Rabu, 05 Desember 2018

ALAT PERAGA KAMPANYE DALAM PERSPEKTIF PENGAWAS PEMILU


Kriteria APK dalam PKPU 23 tahun 2018 tentang Kampanye Pemilu (Pasal 32)

Kampanye.. ya, Mungkin merupakan kata yang familiar terucap dan terdengar jelang Pelaksanaan Pemilihan Umum tahun 2019. Masa kampanye adalah tahapan krusial bagi Peserta Pemilu dalam memaksimalkan waktu, cara, metode dan alat peraga untuk menyampaikan pesan barupa visi, misi dan program kepada masyarakat dan menyakinkan Pemilih untuk memilih Partai, Pasangan Calon, dirinya sebagai calon legislator di daerah maupun di pusat dan senator secara efektif dan efisien.

+ + + + + + +

LATIHAN A: Salin ulang baris-baris dalam entri tanpa perubahan apa pun, mulai dari baris pertama entri hingga baris yang memuat "chart-bar (998, 528, 1038, 537)", termasuk baris tersebut.
LATIHAN B: Lanjutkan teks tentang alat peraga kampanye dari kalimat terakhirnya.

+ + + + + + +

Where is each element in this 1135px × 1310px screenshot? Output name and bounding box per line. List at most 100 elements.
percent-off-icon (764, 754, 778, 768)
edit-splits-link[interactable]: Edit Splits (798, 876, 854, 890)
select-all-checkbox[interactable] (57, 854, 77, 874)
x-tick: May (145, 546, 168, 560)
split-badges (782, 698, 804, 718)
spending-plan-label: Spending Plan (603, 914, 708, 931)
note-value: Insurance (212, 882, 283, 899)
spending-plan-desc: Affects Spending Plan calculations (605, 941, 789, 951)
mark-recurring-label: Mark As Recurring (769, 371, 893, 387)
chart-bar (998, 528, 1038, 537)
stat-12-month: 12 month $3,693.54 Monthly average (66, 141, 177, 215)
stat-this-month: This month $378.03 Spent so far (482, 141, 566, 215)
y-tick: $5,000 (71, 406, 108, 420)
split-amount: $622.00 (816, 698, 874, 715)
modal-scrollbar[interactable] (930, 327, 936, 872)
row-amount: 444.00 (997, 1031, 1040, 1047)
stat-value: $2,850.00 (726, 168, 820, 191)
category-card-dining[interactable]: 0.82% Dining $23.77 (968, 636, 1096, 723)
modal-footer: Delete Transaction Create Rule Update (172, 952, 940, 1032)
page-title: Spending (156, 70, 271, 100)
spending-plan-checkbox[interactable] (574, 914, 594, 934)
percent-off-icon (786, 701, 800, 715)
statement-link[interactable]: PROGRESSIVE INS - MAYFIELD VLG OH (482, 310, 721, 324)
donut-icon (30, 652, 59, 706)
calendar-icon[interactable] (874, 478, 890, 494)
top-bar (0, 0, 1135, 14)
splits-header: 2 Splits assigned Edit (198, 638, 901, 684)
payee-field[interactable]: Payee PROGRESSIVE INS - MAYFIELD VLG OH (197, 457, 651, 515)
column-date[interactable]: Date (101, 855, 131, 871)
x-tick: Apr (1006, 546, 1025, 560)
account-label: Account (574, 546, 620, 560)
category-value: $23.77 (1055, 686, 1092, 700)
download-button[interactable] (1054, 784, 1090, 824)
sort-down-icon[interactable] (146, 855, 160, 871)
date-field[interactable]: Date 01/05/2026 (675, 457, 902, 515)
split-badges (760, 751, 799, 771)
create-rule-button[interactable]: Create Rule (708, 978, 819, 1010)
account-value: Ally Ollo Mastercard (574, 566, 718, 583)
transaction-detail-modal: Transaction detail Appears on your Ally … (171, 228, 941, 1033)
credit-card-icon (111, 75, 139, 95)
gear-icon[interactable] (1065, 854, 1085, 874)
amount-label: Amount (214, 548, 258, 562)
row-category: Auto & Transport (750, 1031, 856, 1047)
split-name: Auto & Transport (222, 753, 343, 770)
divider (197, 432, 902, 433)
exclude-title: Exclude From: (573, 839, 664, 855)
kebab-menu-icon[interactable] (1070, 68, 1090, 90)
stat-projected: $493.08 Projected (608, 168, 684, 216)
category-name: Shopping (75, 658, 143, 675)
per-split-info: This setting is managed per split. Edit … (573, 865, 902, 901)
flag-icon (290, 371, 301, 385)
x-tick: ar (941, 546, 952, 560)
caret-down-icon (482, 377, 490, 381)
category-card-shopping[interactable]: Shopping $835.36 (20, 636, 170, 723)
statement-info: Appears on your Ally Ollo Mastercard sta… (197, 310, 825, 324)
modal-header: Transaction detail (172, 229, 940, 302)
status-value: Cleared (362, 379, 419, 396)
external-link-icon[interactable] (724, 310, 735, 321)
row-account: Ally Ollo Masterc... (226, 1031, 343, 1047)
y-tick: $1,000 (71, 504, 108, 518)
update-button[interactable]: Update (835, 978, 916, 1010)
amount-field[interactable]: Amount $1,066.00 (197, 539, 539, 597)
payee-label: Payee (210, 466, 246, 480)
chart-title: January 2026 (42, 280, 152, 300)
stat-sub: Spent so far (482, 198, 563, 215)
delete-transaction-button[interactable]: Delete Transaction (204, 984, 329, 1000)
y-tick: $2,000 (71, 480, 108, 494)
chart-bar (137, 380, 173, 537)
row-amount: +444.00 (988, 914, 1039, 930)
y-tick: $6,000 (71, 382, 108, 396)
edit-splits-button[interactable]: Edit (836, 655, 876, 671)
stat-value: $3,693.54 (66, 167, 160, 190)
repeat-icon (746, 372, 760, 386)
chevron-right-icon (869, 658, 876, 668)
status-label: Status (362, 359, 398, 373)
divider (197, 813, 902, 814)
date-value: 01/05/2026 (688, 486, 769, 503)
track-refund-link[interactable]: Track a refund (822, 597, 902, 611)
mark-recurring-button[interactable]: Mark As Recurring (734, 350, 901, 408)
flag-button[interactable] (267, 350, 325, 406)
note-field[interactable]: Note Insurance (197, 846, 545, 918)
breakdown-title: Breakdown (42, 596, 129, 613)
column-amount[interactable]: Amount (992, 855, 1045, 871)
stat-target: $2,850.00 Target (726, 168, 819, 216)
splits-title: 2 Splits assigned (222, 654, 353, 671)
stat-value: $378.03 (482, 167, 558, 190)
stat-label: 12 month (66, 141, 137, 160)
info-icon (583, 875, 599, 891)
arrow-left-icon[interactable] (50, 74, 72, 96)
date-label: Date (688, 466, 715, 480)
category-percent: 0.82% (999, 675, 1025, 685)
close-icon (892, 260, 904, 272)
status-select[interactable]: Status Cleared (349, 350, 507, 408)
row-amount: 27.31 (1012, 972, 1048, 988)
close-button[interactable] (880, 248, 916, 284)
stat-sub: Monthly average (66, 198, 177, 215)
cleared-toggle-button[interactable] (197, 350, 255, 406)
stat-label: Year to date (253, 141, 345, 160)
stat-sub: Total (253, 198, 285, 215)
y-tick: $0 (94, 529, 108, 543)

+ + + + + + +

HASIL A:
Where is each element in this 1135px × 1310px screenshot? Output name and bounding box per line. List at most 100 elements.
percent-off-icon (764, 754, 778, 768)
edit-splits-link[interactable]: Edit Splits (798, 876, 854, 890)
select-all-checkbox[interactable] (57, 854, 77, 874)
x-tick: May (145, 546, 168, 560)
split-badges (782, 698, 804, 718)
spending-plan-label: Spending Plan (603, 914, 708, 931)
note-value: Insurance (212, 882, 283, 899)
spending-plan-desc: Affects Spending Plan calculations (605, 941, 789, 951)
mark-recurring-label: Mark As Recurring (769, 371, 893, 387)
chart-bar (998, 528, 1038, 537)

HASIL B:
Undang-Undang Nomor 7 Tahun 2017 tentang Pemilihan Umum Pasal 1 angka 35 menyebutkan bahwa Kampanye Pemilu adalah kegiatan peserta pemilu atau pihak lain yang ditunjuk oleh peserta pemilu untuk meyakinkan pemilih dengan menawarkan visi, misi, program dan/atau citra diri peserta pemilu. Sedangkan yang dimaksud dengan Peserta Pemilu pada Pasal 1 angka 27 adalah Partai Politik untuk pemilu anggota DPR, anggota DPRD Provinsi, anggota DPRD Kabupaten/Kota, Perseorangan untuk Pemilu anggota DPD, dan Pasangan calon yang diusulkan oleh Partai politik atau gabungan partai politik untuk Pemilu Presiden dan Wakil Presiden.

Mendefinisikan Alat Peraga Kampanye
Dalam tulisan ini Penulis hanya focus kepada Alat Peraga Kampanye yang dipergunakan oleh Kontestan Pemilu baik Partai Politik, Pasangan Calon, Calon DPD dan Caleg dalam melaksanakan kampanye dalam upaya untuk menarik dan menyakinkan Pemilih dan melakukan pendidikan politik kewargaan, membangun ruang demokrasi yang lebih bergairah dan Pemilu yang penuh kegembiraan.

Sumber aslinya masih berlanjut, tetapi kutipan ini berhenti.